● Records for the task:
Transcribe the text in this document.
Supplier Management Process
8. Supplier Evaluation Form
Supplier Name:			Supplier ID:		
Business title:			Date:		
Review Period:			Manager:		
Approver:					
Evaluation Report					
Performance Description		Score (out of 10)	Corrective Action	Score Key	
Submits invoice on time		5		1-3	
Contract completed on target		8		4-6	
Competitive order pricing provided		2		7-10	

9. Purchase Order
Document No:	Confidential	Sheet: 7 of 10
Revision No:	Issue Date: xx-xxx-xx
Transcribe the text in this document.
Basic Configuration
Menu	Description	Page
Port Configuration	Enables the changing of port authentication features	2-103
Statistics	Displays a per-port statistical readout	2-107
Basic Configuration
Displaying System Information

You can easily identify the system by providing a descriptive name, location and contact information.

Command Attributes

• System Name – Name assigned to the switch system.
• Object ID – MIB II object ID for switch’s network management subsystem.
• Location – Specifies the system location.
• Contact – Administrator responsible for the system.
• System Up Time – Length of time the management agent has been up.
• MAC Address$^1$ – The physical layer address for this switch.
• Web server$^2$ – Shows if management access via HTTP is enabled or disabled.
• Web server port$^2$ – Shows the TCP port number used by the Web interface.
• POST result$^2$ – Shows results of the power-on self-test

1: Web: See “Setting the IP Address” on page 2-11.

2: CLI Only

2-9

● Task instructions:
Using the material above, copy every line in which the string "Date" occurs.

● The answer:
Business title:			Date:		
Revision No:	Issue Date: xx-xxx-xx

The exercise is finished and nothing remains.